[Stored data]
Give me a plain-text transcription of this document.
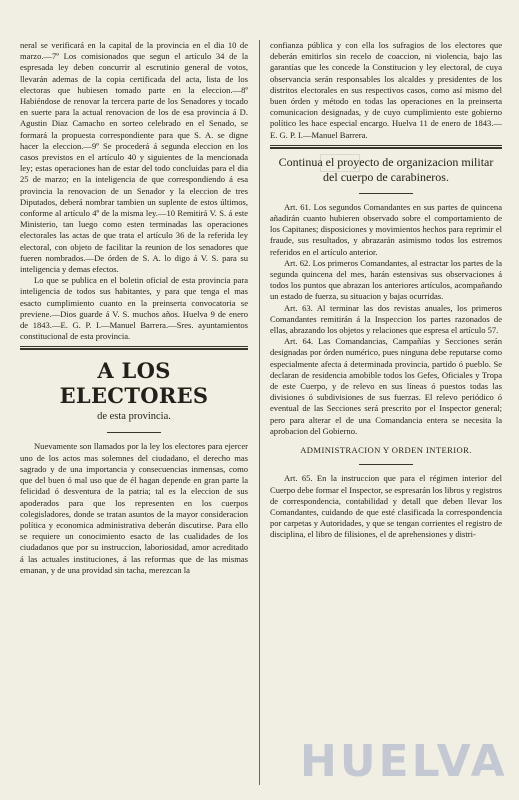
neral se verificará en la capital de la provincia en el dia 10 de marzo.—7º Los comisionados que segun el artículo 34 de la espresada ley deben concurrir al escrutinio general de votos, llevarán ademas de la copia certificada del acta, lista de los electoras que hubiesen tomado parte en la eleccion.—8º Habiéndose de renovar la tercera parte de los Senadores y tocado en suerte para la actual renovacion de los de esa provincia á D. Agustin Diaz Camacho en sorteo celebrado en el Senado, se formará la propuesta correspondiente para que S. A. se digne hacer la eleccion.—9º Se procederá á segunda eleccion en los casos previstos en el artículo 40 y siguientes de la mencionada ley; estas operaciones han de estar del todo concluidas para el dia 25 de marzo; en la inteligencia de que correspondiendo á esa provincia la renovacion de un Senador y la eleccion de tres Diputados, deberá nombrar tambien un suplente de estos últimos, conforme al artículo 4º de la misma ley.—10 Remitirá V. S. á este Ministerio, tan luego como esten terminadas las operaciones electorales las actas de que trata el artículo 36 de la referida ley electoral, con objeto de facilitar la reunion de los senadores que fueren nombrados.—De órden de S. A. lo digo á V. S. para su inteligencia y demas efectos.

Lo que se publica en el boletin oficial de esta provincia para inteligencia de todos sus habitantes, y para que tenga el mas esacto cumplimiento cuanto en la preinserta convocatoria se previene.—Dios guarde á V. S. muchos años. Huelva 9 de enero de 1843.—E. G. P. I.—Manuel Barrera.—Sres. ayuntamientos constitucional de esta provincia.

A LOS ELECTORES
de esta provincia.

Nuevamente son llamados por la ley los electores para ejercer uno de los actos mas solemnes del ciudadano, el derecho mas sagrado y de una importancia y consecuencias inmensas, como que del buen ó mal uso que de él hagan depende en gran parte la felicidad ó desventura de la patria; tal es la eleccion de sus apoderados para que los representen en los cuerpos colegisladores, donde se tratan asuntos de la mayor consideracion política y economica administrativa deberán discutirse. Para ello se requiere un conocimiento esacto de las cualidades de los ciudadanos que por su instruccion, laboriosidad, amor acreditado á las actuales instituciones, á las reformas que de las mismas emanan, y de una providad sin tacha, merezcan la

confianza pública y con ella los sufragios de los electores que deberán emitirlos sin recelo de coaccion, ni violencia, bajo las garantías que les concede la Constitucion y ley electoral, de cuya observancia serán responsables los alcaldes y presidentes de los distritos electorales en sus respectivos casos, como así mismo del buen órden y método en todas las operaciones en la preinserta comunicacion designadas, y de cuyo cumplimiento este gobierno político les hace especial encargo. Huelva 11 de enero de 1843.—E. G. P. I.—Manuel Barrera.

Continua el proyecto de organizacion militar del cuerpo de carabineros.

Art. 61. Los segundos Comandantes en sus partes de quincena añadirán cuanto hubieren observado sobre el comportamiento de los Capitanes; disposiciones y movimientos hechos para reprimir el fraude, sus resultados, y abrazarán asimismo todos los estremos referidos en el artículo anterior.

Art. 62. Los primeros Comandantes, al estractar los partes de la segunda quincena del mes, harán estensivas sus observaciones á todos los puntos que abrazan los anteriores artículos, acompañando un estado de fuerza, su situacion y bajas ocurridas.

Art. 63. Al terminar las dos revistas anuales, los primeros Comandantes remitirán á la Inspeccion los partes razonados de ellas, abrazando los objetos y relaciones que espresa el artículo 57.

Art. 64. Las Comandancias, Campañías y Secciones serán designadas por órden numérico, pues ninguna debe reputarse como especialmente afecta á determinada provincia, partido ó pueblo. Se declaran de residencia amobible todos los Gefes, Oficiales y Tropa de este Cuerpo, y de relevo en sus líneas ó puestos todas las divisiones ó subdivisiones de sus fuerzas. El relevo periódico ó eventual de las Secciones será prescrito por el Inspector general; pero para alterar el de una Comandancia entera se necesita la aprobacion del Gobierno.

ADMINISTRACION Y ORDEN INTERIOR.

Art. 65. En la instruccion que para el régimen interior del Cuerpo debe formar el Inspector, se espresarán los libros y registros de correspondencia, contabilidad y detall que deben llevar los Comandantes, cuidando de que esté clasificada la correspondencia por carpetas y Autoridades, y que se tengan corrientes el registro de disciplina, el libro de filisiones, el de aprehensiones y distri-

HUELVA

■ Work instructions: Repeat everything in the records precisely. Images are excluded from the copy.

■ Result of this exercise:
Give me a plain-text transcription of this document.
neral se verificará en la capital de la provincia en el dia 10 de marzo.—7º Los comisionados que segun el artículo 34 de la espresada ley deben concurrir al escrutinio general de votos, llevarán ademas de la copia certificada del acta, lista de los electoras que hubiesen tomado parte en la eleccion.—8º Habiéndose de renovar la tercera parte de los Senadores y tocado en suerte para la actual renovacion de los de esa provincia á D. Agustin Diaz Camacho en sorteo celebrado en el Senado, se formará la propuesta correspondiente para que S. A. se digne hacer la eleccion.—9º Se procederá á segunda eleccion en los casos previstos en el artículo 40 y siguientes de la mencionada ley; estas operaciones han de estar del todo concluidas para el dia 25 de marzo; en la inteligencia de que correspondiendo á esa provincia la renovacion de un Senador y la eleccion de tres Diputados, deberá nombrar tambien un suplente de estos últimos, conforme al artículo 4º de la misma ley.—10 Remitirá V. S. á este Ministerio, tan luego como esten terminadas las operaciones electorales las actas de que trata el artículo 36 de la referida ley electoral, con objeto de facilitar la reunion de los senadores que fueren nombrados.—De órden de S. A. lo digo á V. S. para su inteligencia y demas efectos.

Lo que se publica en el boletin oficial de esta provincia para inteligencia de todos sus habitantes, y para que tenga el mas esacto cumplimiento cuanto en la preinserta convocatoria se previene.—Dios guarde á V. S. muchos años. Huelva 9 de enero de 1843.—E. G. P. I.—Manuel Barrera.—Sres. ayuntamientos constitucional de esta provincia.

A LOS ELECTORES
de esta provincia.

Nuevamente son llamados por la ley los electores para ejercer uno de los actos mas solemnes del ciudadano, el derecho mas sagrado y de una importancia y consecuencias inmensas, como que del buen ó mal uso que de él hagan depende en gran parte la felicidad ó desventura de la patria; tal es la eleccion de sus apoderados para que los representen en los cuerpos colegisladores, donde se tratan asuntos de la mayor consideracion política y economica administrativa deberán discutirse. Para ello se requiere un conocimiento esacto de las cualidades de los ciudadanos que por su instruccion, laboriosidad, amor acreditado á las actuales instituciones, á las reformas que de las mismas emanan, y de una providad sin tacha, merezcan la

confianza pública y con ella los sufragios de los electores que deberán emitirlos sin recelo de coaccion, ni violencia, bajo las garantías que les concede la Constitucion y ley electoral, de cuya observancia serán responsables los alcaldes y presidentes de los distritos electorales en sus respectivos casos, como así mismo del buen órden y método en todas las operaciones en la preinserta comunicacion designadas, y de cuyo cumplimiento este gobierno político les hace especial encargo. Huelva 11 de enero de 1843.—E. G. P. I.—Manuel Barrera.

Continua el proyecto de organizacion militar del cuerpo de carabineros.

Art. 61. Los segundos Comandantes en sus partes de quincena añadirán cuanto hubieren observado sobre el comportamiento de los Capitanes; disposiciones y movimientos hechos para reprimir el fraude, sus resultados, y abrazarán asimismo todos los estremos referidos en el artículo anterior.

Art. 62. Los primeros Comandantes, al estractar los partes de la segunda quincena del mes, harán estensivas sus observaciones á todos los puntos que abrazan los anteriores artículos, acompañando un estado de fuerza, su situacion y bajas ocurridas.

Art. 63. Al terminar las dos revistas anuales, los primeros Comandantes remitirán á la Inspeccion los partes razonados de ellas, abrazando los objetos y relaciones que espresa el artículo 57.

Art. 64. Las Comandancias, Campañías y Secciones serán designadas por órden numérico, pues ninguna debe reputarse como especialmente afecta á determinada provincia, partido ó pueblo. Se declaran de residencia amobible todos los Gefes, Oficiales y Tropa de este Cuerpo, y de relevo en sus líneas ó puestos todas las divisiones ó subdivisiones de sus fuerzas. El relevo periódico ó eventual de las Secciones será prescrito por el Inspector general; pero para alterar el de una Comandancia entera se necesita la aprobacion del Gobierno.

ADMINISTRACION Y ORDEN INTERIOR.

Art. 65. En la instruccion que para el régimen interior del Cuerpo debe formar el Inspector, se espresarán los libros y registros de correspondencia, contabilidad y detall que deben llevar los Comandantes, cuidando de que esté clasificada la correspondencia por carpetas y Autoridades, y que se tengan corrientes el registro de disciplina, el libro de filisiones, el de aprehensiones y distri-

HUELVA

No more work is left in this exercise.